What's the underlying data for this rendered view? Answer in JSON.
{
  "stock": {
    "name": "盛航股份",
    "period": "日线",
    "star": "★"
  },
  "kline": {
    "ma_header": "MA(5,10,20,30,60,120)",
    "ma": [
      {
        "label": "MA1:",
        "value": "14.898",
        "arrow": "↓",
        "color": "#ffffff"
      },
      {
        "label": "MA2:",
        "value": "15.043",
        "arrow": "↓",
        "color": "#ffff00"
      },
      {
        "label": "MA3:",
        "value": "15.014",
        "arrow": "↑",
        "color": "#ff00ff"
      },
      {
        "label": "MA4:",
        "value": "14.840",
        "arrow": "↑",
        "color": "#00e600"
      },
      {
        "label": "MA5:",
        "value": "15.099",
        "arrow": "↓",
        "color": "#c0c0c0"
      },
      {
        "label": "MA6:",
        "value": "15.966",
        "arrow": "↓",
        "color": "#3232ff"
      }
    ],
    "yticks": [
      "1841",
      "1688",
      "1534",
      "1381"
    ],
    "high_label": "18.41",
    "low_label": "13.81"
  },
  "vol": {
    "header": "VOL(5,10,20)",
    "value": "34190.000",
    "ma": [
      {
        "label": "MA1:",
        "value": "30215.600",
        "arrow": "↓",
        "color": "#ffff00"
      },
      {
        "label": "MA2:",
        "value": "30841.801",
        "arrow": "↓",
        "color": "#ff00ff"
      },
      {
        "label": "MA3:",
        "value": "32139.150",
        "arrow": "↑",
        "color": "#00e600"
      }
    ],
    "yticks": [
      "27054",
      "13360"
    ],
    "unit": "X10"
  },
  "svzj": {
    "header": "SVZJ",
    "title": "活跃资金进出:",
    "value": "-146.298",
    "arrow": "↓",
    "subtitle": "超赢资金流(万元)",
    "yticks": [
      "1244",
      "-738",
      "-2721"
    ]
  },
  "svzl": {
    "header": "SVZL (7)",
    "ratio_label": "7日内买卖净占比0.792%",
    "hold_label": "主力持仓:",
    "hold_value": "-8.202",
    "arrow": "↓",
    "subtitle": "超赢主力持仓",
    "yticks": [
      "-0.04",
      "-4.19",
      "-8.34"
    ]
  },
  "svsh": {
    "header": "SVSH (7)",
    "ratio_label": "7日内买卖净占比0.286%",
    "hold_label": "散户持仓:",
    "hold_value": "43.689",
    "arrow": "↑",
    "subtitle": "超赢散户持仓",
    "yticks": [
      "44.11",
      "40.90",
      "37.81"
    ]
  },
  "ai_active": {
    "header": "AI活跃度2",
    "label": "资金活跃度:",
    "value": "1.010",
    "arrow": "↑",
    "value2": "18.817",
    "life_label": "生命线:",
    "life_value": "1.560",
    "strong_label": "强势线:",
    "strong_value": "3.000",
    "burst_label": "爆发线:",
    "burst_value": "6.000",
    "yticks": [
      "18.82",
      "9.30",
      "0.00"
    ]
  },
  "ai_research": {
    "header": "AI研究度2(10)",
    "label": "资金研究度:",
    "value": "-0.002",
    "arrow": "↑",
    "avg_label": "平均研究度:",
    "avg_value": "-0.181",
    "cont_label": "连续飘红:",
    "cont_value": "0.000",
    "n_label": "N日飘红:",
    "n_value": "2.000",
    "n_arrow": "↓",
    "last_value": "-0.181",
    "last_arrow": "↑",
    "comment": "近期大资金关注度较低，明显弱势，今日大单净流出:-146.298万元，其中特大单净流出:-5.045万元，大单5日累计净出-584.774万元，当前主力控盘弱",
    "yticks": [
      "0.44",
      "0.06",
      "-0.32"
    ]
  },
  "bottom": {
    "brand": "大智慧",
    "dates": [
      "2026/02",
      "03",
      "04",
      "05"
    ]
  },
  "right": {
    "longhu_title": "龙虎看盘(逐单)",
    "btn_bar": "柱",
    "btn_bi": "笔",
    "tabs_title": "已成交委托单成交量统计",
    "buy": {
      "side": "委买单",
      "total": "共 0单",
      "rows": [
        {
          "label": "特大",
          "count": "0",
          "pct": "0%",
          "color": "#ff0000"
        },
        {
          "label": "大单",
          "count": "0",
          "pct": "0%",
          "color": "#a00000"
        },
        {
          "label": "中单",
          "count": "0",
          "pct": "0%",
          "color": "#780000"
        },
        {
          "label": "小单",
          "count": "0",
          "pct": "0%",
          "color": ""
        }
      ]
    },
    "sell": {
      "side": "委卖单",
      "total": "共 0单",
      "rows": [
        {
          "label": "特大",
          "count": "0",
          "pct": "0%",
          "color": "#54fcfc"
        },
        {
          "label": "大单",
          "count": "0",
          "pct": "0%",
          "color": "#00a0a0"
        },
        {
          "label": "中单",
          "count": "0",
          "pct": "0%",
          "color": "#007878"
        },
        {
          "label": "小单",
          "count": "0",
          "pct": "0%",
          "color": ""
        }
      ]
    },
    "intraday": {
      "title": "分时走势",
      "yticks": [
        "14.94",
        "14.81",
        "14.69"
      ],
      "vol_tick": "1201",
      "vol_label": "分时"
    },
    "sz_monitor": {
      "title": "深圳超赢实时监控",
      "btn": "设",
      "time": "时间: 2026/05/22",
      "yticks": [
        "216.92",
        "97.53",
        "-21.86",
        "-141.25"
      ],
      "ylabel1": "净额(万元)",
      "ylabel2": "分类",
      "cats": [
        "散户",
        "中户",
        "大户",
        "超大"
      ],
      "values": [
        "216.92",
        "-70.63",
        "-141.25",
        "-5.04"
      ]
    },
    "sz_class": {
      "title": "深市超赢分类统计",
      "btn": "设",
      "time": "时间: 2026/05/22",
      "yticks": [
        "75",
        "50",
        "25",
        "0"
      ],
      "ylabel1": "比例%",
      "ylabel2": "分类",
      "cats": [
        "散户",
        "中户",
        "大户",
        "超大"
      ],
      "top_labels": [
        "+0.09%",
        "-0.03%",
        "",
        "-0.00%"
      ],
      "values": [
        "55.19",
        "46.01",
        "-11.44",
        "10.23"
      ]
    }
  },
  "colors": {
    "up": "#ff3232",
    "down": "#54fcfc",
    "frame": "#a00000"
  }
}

====

:: YOUR GOAL ::
Take the entries above and transcribe them exactly.

:: SOLUTION TO THIS TASK ::
What's the underlying data for this rendered view? Answer in JSON.
{
  "stock": {
    "name": "盛航股份",
    "period": "日线",
    "star": "★"
  },
  "kline": {
    "ma_header": "MA(5,10,20,30,60,120)",
    "ma": [
      {
        "label": "MA1:",
        "value": "14.898",
        "arrow": "↓",
        "color": "#ffffff"
      },
      {
        "label": "MA2:",
        "value": "15.043",
        "arrow": "↓",
        "color": "#ffff00"
      },
      {
        "label": "MA3:",
        "value": "15.014",
        "arrow": "↑",
        "color": "#ff00ff"
      },
      {
        "label": "MA4:",
        "value": "14.840",
        "arrow": "↑",
        "color": "#00e600"
      },
      {
        "label": "MA5:",
        "value": "15.099",
        "arrow": "↓",
        "color": "#c0c0c0"
      },
      {
        "label": "MA6:",
        "value": "15.966",
        "arrow": "↓",
        "color": "#3232ff"
      }
    ],
    "yticks": [
      "1841",
      "1688",
      "1534",
      "1381"
    ],
    "high_label": "18.41",
    "low_label": "13.81"
  },
  "vol": {
    "header": "VOL(5,10,20)",
    "value": "34190.000",
    "ma": [
      {
        "label": "MA1:",
        "value": "30215.600",
        "arrow": "↓",
        "color": "#ffff00"
      },
      {
        "label": "MA2:",
        "value": "30841.801",
        "arrow": "↓",
        "color": "#ff00ff"
      },
      {
        "label": "MA3:",
        "value": "32139.150",
        "arrow": "↑",
        "color": "#00e600"
      }
    ],
    "yticks": [
      "27054",
      "13360"
    ],
    "unit": "X10"
  },
  "svzj": {
    "header": "SVZJ",
    "title": "活跃资金进出:",
    "value": "-146.298",
    "arrow": "↓",
    "subtitle": "超赢资金流(万元)",
    "yticks": [
      "1244",
      "-738",
      "-2721"
    ]
  },
  "svzl": {
    "header": "SVZL (7)",
    "ratio_label": "7日内买卖净占比0.792%",
    "hold_label": "主力持仓:",
    "hold_value": "-8.202",
    "arrow": "↓",
    "subtitle": "超赢主力持仓",
    "yticks": [
      "-0.04",
      "-4.19",
      "-8.34"
    ]
  },
  "svsh": {
    "header": "SVSH (7)",
    "ratio_label": "7日内买卖净占比0.286%",
    "hold_label": "散户持仓:",
    "hold_value": "43.689",
    "arrow": "↑",
    "subtitle": "超赢散户持仓",
    "yticks": [
      "44.11",
      "40.90",
      "37.81"
    ]
  },
  "ai_active": {
    "header": "AI活跃度2",
    "label": "资金活跃度:",
    "value": "1.010",
    "arrow": "↑",
    "value2": "18.817",
    "life_label": "生命线:",
    "life_value": "1.560",
    "strong_label": "强势线:",
    "strong_value": "3.000",
    "burst_label": "爆发线:",
    "burst_value": "6.000",
    "yticks": [
      "18.82",
      "9.30",
      "0.00"
    ]
  },
  "ai_research": {
    "header": "AI研究度2(10)",
    "label": "资金研究度:",
    "value": "-0.002",
    "arrow": "↑",
    "avg_label": "平均研究度:",
    "avg_value": "-0.181",
    "cont_label": "连续飘红:",
    "cont_value": "0.000",
    "n_label": "N日飘红:",
    "n_value": "2.000",
    "n_arrow": "↓",
    "last_value": "-0.181",
    "last_arrow": "↑",
    "comment": "近期大资金关注度较低，明显弱势，今日大单净流出:-146.298万元，其中特大单净流出:-5.045万元，大单5日累计净出-584.774万元，当前主力控盘弱",
    "yticks": [
      "0.44",
      "0.06",
      "-0.32"
    ]
  },
  "bottom": {
    "brand": "大智慧",
    "dates": [
      "2026/02",
      "03",
      "04",
      "05"
    ]
  },
  "right": {
    "longhu_title": "龙虎看盘(逐单)",
    "btn_bar": "柱",
    "btn_bi": "笔",
    "tabs_title": "已成交委托单成交量统计",
    "buy": {
      "side": "委买单",
      "total": "共 0单",
      "rows": [
        {
          "label": "特大",
          "count": "0",
          "pct": "0%",
          "color": "#ff0000"
        },
        {
          "label": "大单",
          "count": "0",
          "pct": "0%",
          "color": "#a00000"
        },
        {
          "label": "中单",
          "count": "0",
          "pct": "0%",
          "color": "#780000"
        },
        {
          "label": "小单",
          "count": "0",
          "pct": "0%",
          "color": ""
        }
      ]
    },
    "sell": {
      "side": "委卖单",
      "total": "共 0单",
      "rows": [
        {
          "label": "特大",
          "count": "0",
          "pct": "0%",
          "color": "#54fcfc"
        },
        {
          "label": "大单",
          "count": "0",
          "pct": "0%",
          "color": "#00a0a0"
        },
        {
          "label": "中单",
          "count": "0",
          "pct": "0%",
          "color": "#007878"
        },
        {
          "label": "小单",
          "count": "0",
          "pct": "0%",
          "color": ""
        }
      ]
    },
    "intraday": {
      "title": "分时走势",
      "yticks": [
        "14.94",
        "14.81",
        "14.69"
      ],
      "vol_tick": "1201",
      "vol_label": "分时"
    },
    "sz_monitor": {
      "title": "深圳超赢实时监控",
      "btn": "设",
      "time": "时间: 2026/05/22",
      "yticks": [
        "216.92",
        "97.53",
        "-21.86",
        "-141.25"
      ],
      "ylabel1": "净额(万元)",
      "ylabel2": "分类",
      "cats": [
        "散户",
        "中户",
        "大户",
        "超大"
      ],
      "values": [
        "216.92",
        "-70.63",
        "-141.25",
        "-5.04"
      ]
    },
    "sz_class": {
      "title": "深市超赢分类统计",
      "btn": "设",
      "time": "时间: 2026/05/22",
      "yticks": [
        "75",
        "50",
        "25",
        "0"
      ],
      "ylabel1": "比例%",
      "ylabel2": "分类",
      "cats": [
        "散户",
        "中户",
        "大户",
        "超大"
      ],
      "top_labels": [
        "+0.09%",
        "-0.03%",
        "",
        "-0.00%"
      ],
      "values": [
        "55.19",
        "46.01",
        "-11.44",
        "10.23"
      ]
    }
  },
  "colors": {
    "up": "#ff3232",
    "down": "#54fcfc",
    "frame": "#a00000"
  }
}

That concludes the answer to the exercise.